Extrait du document:
◇ ◇ ◇ ◇ ◇ ◇ ◇

Sinon, en théorie, chacun est au volant. 11H durant, chacun conduit sa propre machine (sauf
les dameuses qui elles sont doublées). C’est là une partie très singulière de cette aventure. Un
mélange entre une promiscuité majeure (10 dans une caravane, manque plus que les guitares et c’est
les Gipsy King) et la solitude des heures de conduite, seul au milieu d’une immensité blanche à
360°. A part le train de cuve qui me précède, et celui que je tracte, j’ai sur 360° le même paysage
blanc qui s’étire à l’infini. Seul le cordon, sorte de congère artificielle qui nous sert de fil d’Ariane,
est là pour nous rappeler que nous sommes bien sur la Route.
Quand je dis le même paysage à l’horizon, çà n’est que partiellement vrai. En effet, au fil
des kilomètres, et au gré de la lumière, on se croirait soit sur une mer déchaînée, soit sur un lac de
Montagne avec seulement un léger clapotis, qui tous 2 se seraient figés en l’espace d’un dixième de
seconde. Comme si le temps et le froid avaient tout arrêté.
La Route à partir de là est en théorie tracée presque parfaitement droite pendant 500km. En
tout cas, elle était tracée droite en 1995. Hors nous sommes sur une calotte glaciaire, qui bouge, vit,
glisse, transporte, … Ainsi, notre convoi avance maintenant d’un mouvement presque « reptilien »,
le serpent du RAID progresse lentement vers Concordia. Une tête, quelques cuves, une élingue, et
un long corps comprenant des dizaines de containers telles des vertèbres sillonnant le désert glacé.
Le serpent dandine dans le grand blanc.
Les heures défilent entre musique, podcast, méditation, écriture, et pensées qui divaguent…
Une mention spéciale pour l’écriture qui dans le tracteur s’avère périlleuse, entre les secousses
permanentes et l’attention de chaque instant pour ne pas sortir de le Route !
Combien de personnes peuvent aujourd’hui s’accorder 11h par jour pendant 20 jours, pour
soi, avec soi ? C’est à chaque fois la même émotion de rentrer dans le tracteur le matin, fermer la
porte, mettre le contact, et se mettre en route. Je ne peux alors jamais prédire où m’emmèneront mes
pensées, et chaque journée est une surprise, parfois miraculeuse, parfois peu productive.

◇ ◇ ◇ ◇ ◇ ◇ ◇

Tâche: D'après l'extrait du document, vers quelle destination le serpent du RAID progresse-t-il lentement ?

(Enregistrements issus d'une collecte de données)

◇ ◇ ◇ ◇ ◇ ◇ ◇

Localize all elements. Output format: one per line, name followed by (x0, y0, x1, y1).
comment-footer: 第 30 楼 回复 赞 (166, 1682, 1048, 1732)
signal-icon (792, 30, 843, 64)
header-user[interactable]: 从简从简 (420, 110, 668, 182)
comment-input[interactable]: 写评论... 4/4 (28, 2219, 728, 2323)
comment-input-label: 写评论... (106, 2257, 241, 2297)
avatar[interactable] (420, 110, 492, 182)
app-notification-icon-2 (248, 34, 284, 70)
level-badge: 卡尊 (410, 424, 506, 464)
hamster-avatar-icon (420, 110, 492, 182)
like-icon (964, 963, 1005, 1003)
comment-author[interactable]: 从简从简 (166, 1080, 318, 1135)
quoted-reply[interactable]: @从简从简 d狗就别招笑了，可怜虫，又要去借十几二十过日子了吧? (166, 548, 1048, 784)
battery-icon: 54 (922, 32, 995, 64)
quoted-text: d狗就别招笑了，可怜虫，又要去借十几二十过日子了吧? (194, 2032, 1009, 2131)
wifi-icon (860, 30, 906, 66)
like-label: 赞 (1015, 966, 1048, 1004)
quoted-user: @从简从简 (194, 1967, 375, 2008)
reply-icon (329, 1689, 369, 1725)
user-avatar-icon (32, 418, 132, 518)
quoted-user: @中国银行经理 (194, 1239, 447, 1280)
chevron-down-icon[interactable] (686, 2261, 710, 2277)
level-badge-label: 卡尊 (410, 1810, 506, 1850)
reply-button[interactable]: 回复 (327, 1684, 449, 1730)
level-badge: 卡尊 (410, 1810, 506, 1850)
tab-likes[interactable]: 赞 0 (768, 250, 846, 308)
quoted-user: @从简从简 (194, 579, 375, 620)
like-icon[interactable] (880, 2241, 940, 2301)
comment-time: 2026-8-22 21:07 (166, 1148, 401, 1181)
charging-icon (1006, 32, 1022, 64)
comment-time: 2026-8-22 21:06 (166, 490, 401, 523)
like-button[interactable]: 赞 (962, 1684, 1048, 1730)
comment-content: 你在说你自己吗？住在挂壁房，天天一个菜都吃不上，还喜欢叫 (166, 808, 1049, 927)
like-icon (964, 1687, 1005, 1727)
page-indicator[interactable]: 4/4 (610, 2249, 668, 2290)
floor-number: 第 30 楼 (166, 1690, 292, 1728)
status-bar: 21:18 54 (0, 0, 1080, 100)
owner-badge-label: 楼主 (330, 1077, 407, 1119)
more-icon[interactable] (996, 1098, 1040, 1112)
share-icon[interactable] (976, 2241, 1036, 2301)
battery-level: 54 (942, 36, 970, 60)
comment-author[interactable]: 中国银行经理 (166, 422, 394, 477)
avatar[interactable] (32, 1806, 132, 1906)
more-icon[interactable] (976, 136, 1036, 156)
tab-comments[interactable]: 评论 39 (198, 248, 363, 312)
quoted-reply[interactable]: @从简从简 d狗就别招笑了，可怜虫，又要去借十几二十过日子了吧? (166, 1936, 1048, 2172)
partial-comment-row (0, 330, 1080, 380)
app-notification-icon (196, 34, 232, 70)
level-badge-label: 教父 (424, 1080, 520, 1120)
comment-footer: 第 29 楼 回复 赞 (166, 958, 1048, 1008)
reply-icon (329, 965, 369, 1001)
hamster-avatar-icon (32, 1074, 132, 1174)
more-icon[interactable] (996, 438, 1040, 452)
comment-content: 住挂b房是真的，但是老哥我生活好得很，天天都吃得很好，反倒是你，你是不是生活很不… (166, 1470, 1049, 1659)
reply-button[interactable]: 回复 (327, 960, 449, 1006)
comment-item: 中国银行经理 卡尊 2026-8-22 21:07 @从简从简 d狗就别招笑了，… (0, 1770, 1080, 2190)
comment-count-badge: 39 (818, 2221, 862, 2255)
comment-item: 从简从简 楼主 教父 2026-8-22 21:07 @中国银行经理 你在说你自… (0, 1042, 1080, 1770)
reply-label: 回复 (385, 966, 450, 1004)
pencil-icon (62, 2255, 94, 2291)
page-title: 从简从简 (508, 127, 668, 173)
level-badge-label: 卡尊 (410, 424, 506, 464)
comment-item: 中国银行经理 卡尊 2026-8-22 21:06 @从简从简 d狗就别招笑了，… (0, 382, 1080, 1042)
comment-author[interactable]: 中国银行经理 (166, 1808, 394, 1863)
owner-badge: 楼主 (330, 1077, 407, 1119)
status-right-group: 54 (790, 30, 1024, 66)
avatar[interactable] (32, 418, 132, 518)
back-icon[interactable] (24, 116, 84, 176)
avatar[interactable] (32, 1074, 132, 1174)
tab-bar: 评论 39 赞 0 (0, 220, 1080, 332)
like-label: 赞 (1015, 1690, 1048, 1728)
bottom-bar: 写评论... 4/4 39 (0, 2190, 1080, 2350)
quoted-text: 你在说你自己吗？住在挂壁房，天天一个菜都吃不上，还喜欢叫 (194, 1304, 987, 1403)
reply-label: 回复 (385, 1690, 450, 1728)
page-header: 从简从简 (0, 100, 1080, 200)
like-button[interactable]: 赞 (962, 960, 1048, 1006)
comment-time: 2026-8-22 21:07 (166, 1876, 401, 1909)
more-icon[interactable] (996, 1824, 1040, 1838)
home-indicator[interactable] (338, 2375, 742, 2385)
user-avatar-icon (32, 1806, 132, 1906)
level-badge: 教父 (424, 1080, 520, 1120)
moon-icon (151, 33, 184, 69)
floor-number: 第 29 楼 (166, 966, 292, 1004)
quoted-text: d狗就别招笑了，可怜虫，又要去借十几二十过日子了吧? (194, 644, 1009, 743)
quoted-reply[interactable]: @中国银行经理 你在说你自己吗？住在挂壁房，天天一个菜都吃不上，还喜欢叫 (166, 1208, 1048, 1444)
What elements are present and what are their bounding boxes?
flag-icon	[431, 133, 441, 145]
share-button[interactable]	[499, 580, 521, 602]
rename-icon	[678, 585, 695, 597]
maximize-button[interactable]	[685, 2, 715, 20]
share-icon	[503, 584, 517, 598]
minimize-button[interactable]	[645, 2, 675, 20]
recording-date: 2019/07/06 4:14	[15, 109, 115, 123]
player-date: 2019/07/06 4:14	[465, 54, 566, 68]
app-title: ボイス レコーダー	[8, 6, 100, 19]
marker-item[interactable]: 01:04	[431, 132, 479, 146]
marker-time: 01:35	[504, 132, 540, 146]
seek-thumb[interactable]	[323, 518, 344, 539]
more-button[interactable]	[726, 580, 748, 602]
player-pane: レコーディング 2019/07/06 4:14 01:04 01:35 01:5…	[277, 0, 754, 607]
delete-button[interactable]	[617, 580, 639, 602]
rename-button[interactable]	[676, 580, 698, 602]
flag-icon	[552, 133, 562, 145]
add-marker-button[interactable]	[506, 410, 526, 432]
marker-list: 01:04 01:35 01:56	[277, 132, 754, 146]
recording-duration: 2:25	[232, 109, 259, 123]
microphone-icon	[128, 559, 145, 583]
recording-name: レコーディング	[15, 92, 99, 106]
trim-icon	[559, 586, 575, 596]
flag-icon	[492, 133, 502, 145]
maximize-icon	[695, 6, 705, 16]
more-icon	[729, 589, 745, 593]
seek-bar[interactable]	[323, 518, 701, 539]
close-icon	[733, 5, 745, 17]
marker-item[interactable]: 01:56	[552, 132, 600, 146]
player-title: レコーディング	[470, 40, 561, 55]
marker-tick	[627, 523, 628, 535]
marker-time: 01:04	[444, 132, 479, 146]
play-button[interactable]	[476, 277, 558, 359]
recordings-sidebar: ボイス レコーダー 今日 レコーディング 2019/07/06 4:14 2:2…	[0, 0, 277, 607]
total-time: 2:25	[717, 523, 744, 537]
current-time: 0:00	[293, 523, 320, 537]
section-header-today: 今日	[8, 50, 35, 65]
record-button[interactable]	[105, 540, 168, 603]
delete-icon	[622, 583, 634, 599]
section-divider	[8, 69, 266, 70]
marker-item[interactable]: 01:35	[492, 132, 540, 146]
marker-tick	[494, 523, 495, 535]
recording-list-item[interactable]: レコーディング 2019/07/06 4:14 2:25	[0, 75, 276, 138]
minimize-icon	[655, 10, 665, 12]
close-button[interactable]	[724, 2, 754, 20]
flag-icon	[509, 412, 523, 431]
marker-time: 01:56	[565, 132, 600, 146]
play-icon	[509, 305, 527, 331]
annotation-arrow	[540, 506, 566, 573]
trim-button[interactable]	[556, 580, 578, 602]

◇ ◇ ◇ ◇ ◇ ◇ ◇

Résultat: Vers Concordia.